» **Dataset excerpts**
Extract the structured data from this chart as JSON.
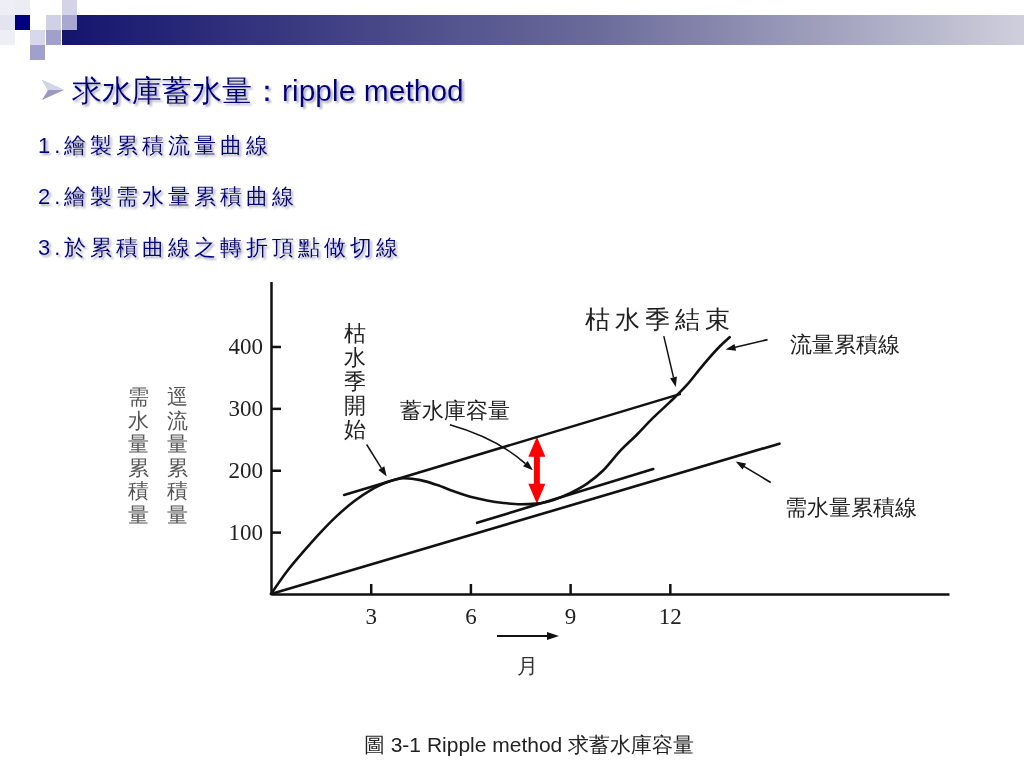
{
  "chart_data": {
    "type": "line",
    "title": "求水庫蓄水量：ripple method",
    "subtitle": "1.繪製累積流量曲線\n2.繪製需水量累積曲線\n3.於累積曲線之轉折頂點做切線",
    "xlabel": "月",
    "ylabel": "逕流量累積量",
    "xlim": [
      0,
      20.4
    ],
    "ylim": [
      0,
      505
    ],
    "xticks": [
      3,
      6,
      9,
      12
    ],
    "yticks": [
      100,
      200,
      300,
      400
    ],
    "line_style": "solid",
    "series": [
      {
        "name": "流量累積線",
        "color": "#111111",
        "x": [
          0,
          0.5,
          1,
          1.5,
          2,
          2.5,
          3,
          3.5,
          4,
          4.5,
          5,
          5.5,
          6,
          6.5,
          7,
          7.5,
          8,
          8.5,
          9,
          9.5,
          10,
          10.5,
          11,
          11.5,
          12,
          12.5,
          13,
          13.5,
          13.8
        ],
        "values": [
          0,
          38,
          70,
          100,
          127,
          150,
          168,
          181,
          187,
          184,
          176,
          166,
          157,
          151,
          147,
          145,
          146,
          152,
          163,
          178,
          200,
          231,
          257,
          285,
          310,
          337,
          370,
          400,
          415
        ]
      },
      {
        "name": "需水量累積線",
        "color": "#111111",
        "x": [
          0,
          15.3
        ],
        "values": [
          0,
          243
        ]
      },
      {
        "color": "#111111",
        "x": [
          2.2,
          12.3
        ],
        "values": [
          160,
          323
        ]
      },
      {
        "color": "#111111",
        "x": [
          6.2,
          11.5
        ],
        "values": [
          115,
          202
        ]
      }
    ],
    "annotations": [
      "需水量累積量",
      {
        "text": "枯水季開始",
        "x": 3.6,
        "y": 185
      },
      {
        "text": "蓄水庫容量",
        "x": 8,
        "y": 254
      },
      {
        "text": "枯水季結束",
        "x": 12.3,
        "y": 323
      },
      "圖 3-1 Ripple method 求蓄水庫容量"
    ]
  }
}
==
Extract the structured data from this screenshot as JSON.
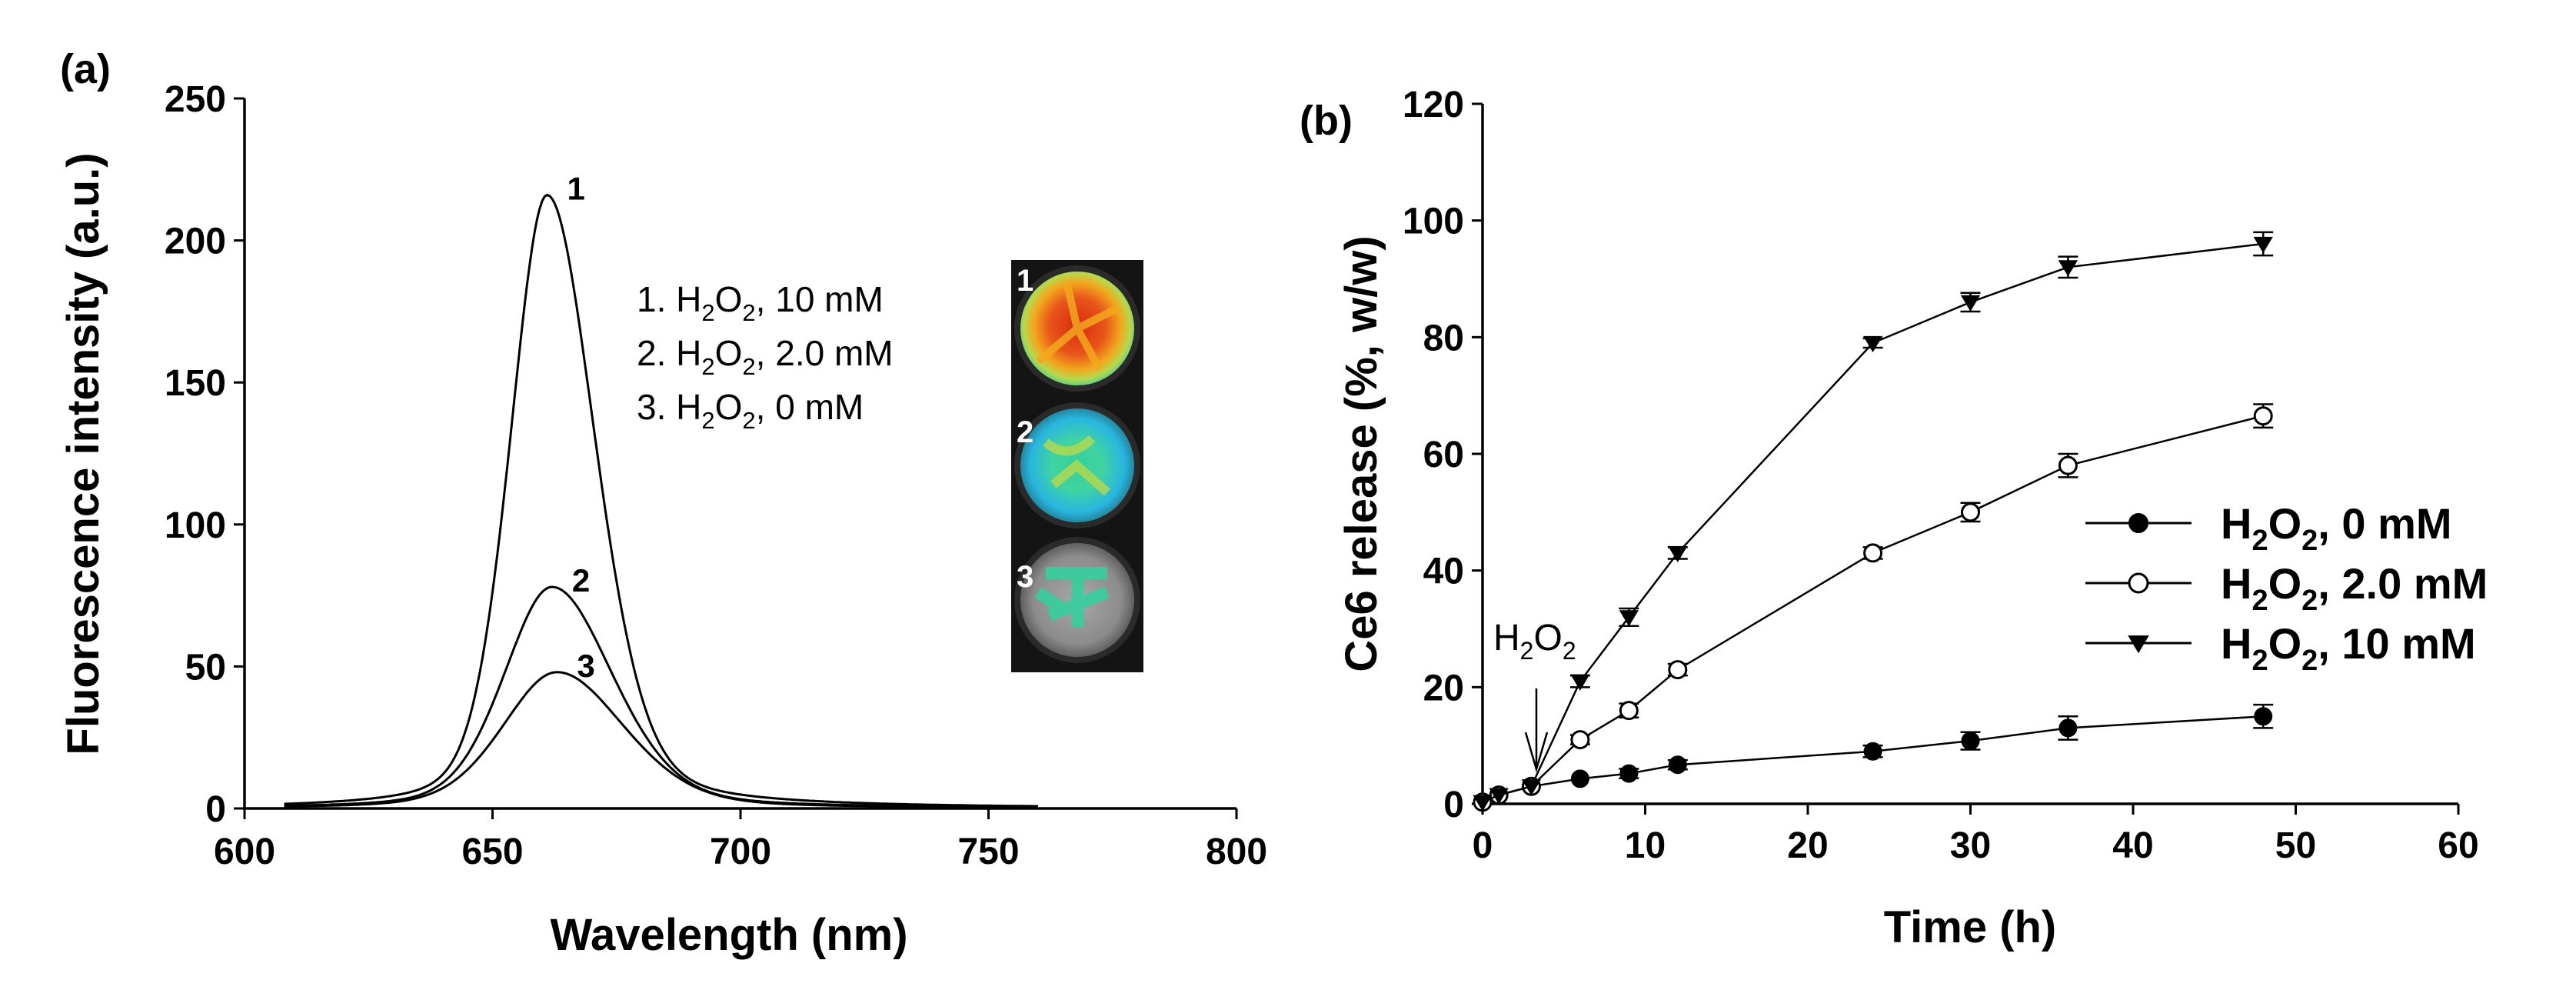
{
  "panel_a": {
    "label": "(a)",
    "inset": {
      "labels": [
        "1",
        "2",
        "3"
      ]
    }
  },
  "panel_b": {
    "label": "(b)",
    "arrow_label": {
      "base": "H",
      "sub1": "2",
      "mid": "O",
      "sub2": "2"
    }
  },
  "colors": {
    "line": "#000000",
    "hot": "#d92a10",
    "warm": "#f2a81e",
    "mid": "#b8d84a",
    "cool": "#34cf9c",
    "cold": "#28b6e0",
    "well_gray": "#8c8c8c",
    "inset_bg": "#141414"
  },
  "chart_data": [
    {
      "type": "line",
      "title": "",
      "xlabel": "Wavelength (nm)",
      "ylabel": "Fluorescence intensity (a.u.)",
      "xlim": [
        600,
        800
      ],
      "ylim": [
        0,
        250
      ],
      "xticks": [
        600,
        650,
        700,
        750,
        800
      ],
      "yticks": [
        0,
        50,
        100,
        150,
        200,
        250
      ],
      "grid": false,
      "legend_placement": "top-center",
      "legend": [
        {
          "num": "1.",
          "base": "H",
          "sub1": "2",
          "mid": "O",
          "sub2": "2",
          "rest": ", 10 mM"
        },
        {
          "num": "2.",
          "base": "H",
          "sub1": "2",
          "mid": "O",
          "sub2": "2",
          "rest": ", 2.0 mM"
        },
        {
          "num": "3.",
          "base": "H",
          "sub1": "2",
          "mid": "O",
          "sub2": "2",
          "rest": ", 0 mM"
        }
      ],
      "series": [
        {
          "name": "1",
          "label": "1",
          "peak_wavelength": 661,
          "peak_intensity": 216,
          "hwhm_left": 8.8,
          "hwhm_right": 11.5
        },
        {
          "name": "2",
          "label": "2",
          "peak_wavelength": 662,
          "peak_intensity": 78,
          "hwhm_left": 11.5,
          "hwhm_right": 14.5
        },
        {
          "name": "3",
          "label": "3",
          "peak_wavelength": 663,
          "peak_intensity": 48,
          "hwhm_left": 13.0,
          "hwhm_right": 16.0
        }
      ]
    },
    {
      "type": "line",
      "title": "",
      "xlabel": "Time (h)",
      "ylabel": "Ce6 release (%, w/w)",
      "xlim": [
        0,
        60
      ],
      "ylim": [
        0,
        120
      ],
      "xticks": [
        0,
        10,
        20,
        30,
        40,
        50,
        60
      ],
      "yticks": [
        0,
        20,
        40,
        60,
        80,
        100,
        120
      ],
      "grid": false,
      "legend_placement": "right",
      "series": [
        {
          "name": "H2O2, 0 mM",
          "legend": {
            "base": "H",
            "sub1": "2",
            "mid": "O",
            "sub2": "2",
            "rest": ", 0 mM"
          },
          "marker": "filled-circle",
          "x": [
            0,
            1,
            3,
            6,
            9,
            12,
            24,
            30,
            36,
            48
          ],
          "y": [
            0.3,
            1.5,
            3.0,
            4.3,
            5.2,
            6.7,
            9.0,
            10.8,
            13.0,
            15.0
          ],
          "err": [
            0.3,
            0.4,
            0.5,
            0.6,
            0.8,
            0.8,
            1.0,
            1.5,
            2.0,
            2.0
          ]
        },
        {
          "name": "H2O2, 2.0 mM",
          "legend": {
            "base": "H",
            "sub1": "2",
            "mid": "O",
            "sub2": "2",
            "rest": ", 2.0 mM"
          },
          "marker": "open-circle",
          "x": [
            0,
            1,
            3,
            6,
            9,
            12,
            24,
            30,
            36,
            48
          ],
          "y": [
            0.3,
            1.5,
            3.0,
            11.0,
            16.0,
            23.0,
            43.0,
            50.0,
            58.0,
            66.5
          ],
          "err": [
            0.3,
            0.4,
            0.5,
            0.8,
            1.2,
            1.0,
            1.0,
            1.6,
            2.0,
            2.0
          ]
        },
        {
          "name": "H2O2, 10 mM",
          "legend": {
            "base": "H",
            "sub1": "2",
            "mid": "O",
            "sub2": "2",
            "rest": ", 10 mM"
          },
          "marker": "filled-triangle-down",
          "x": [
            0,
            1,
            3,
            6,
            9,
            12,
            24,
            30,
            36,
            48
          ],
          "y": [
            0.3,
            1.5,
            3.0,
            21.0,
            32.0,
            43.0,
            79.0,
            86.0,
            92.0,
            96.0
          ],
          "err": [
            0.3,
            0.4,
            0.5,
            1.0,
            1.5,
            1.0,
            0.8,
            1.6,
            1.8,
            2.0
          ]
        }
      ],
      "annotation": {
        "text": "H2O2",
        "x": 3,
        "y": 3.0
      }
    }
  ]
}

» **What you have to do**
Go through the data and count each line that has the word "structured", then give the total alone.

» **Answer below**
2